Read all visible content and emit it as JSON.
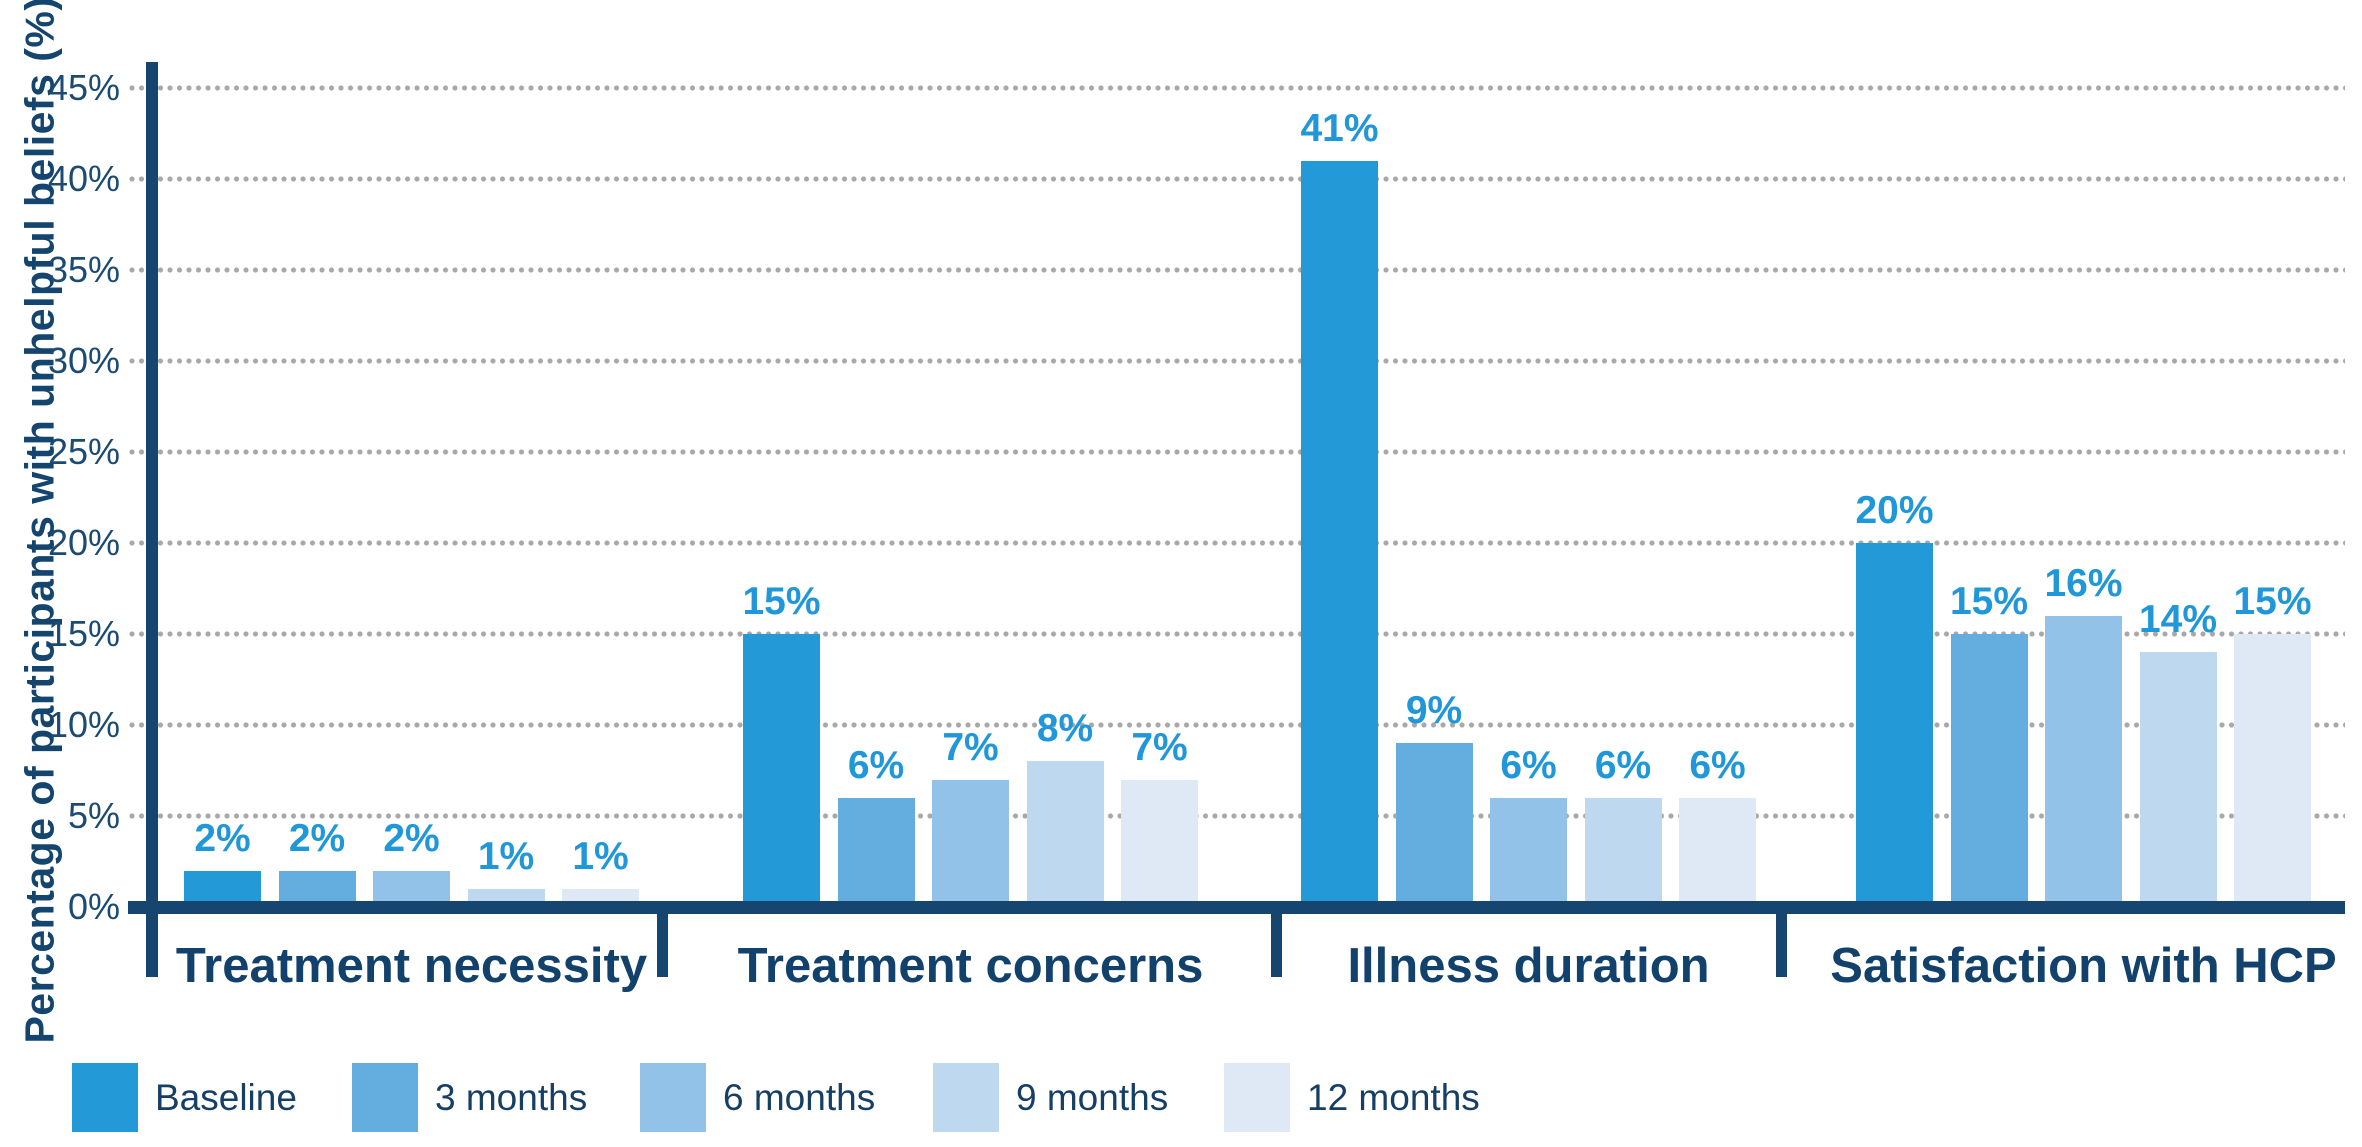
{
  "chart_data": {
    "type": "bar",
    "title": "",
    "xlabel": "",
    "ylabel": "Percentage of participants with unhelpful beliefs (%)",
    "ylim": [
      0,
      45
    ],
    "ytick_step": 5,
    "ytick_labels": [
      "0%",
      "5%",
      "10%",
      "15%",
      "20%",
      "25%",
      "30%",
      "35%",
      "40%",
      "45%"
    ],
    "grid": "horizontal-dotted",
    "legend_position": "bottom-left",
    "value_label_suffix": "%",
    "categories": [
      "Treatment necessity",
      "Treatment concerns",
      "Illness duration",
      "Satisfaction with HCP"
    ],
    "series": [
      {
        "name": "Baseline",
        "color": "#2399D8",
        "values": [
          2,
          15,
          41,
          20
        ]
      },
      {
        "name": "3 months",
        "color": "#63AEDF",
        "values": [
          2,
          6,
          9,
          15
        ]
      },
      {
        "name": "6 months",
        "color": "#93C2E8",
        "values": [
          2,
          7,
          6,
          16
        ]
      },
      {
        "name": "9 months",
        "color": "#BED8F0",
        "values": [
          1,
          8,
          6,
          14
        ]
      },
      {
        "name": "12 months",
        "color": "#DFE9F6",
        "values": [
          1,
          7,
          6,
          15
        ]
      }
    ]
  },
  "colors": {
    "axis_navy": "#164670",
    "category_label_navy": "#12416B",
    "tick_label_navy": "#1B4A73",
    "value_label_blue": "#2097D8",
    "gridline_gray": "#A8A8A8",
    "background": "#FFFFFF"
  }
}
........
_EXERCISE_: Search the listing for the word "name" and return each line that holds it.

_ANSWER TO THIS EXERCISE_:
        "name": "Baseline",
        "name": "3 months",
        "name": "6 months",
        "name": "9 months",
        "name": "12 months",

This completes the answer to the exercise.